The exercise:
Report only the number of lines that hold the word "alepucheta".
···
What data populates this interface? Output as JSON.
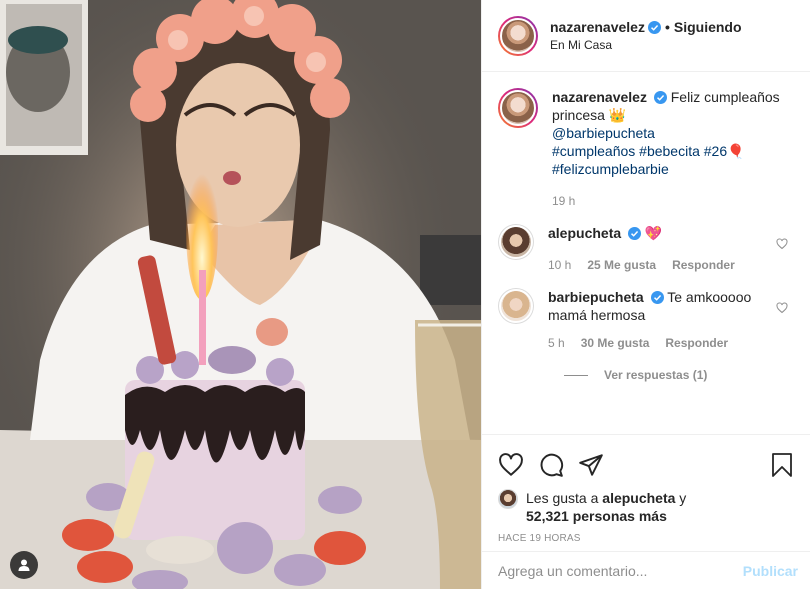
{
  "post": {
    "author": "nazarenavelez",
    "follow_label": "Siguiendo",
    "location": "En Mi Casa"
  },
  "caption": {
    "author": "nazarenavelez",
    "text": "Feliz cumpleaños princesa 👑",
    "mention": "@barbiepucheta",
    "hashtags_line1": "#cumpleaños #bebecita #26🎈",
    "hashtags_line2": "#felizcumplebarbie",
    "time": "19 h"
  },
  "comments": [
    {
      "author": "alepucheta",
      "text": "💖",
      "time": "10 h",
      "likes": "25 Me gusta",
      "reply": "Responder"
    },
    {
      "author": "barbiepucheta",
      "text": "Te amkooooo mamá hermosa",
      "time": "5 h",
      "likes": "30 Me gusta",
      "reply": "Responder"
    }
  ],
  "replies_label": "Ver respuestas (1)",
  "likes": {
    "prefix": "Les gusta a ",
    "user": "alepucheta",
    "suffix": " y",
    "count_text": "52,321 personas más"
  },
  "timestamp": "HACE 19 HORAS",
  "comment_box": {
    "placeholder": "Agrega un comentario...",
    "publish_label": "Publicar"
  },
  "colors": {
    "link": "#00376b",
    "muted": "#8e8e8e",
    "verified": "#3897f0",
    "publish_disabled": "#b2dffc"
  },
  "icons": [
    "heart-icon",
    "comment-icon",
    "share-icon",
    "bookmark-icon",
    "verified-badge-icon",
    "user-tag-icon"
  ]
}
···
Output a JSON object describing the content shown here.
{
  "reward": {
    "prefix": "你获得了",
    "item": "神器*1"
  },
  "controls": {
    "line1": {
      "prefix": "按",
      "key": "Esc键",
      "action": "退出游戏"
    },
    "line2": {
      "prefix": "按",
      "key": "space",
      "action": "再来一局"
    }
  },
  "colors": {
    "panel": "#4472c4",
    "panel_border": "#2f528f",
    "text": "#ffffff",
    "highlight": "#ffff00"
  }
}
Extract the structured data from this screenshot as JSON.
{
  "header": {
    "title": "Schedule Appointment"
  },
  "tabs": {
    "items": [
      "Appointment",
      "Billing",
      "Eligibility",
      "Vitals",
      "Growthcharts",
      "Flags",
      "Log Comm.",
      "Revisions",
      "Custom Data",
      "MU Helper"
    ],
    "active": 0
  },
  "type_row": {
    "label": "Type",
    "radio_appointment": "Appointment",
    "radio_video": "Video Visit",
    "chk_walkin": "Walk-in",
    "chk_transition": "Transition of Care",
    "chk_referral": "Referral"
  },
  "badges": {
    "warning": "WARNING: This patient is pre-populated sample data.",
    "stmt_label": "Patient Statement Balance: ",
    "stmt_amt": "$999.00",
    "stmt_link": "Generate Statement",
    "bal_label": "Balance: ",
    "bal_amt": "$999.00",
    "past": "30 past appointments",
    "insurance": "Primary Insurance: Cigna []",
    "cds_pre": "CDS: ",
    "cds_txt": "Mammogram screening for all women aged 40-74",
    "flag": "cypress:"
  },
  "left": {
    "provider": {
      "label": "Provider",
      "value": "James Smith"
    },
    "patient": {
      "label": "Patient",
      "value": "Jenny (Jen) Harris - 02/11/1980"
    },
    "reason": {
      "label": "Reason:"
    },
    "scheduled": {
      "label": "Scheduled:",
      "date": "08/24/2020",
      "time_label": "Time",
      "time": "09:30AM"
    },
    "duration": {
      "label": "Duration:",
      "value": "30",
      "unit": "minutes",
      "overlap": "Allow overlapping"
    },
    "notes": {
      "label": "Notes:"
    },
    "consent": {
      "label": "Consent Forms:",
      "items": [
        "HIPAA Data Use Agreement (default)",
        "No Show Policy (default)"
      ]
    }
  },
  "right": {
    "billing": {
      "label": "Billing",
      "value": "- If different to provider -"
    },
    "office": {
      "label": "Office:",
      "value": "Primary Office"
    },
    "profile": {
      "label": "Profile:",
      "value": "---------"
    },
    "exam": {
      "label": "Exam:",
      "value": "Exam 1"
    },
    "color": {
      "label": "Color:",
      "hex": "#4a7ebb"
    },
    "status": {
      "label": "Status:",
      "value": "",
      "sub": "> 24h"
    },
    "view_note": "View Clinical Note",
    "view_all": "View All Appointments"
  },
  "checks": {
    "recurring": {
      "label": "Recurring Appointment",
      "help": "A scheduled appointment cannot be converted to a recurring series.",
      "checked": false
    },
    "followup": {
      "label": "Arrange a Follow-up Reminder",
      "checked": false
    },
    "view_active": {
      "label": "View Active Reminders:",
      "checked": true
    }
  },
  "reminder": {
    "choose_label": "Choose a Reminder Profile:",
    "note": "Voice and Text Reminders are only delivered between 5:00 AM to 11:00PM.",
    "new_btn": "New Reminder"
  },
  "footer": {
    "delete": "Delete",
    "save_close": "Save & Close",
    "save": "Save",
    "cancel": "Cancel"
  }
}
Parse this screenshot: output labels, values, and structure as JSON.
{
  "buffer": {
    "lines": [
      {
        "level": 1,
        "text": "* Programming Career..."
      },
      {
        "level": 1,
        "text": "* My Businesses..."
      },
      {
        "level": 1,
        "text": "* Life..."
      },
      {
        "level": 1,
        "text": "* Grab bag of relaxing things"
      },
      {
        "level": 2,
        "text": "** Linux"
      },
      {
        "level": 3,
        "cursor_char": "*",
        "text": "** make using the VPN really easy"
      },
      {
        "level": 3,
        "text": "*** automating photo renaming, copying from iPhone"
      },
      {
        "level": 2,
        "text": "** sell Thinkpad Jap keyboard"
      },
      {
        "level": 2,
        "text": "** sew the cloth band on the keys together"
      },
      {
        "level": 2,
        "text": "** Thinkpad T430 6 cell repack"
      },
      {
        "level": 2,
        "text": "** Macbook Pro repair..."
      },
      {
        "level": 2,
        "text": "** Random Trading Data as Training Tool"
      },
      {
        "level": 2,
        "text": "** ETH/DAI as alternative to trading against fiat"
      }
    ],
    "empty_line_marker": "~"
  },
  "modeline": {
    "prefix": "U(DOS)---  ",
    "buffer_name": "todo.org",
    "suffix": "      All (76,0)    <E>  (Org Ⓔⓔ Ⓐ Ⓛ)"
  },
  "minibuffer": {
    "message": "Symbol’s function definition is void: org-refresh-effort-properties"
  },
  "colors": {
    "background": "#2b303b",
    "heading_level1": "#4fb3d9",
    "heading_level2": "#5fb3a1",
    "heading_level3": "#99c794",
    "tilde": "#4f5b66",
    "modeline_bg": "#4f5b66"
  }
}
···
Finished task:
2